■ Given data
══════════
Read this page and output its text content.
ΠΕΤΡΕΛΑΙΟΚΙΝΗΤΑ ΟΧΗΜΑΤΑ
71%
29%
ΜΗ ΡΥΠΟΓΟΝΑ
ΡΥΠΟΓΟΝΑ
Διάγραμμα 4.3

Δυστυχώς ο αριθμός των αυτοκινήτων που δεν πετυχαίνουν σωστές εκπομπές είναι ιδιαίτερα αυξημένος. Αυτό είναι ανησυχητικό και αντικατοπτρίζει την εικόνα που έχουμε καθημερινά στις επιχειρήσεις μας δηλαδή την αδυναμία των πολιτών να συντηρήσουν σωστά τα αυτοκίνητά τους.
══════════
■ Task statement
Transcribe all lines as written.

■ Solution for this exercise
Read this page and output its text content.
ΠΕΤΡΕΛΑΙΟΚΙΝΗΤΑ ΟΧΗΜΑΤΑ
71%
29%
ΜΗ ΡΥΠΟΓΟΝΑ
ΡΥΠΟΓΟΝΑ
Διάγραμμα 4.3

Δυστυχώς ο αριθμός των αυτοκινήτων που δεν πετυχαίνουν σωστές εκπομπές είναι ιδιαίτερα αυξημένος. Αυτό είναι ανησυχητικό και αντικατοπτρίζει την εικόνα που έχουμε καθημερινά στις επιχειρήσεις μας δηλαδή την αδυναμία των πολιτών να συντηρήσουν σωστά τα αυτοκίνητά τους.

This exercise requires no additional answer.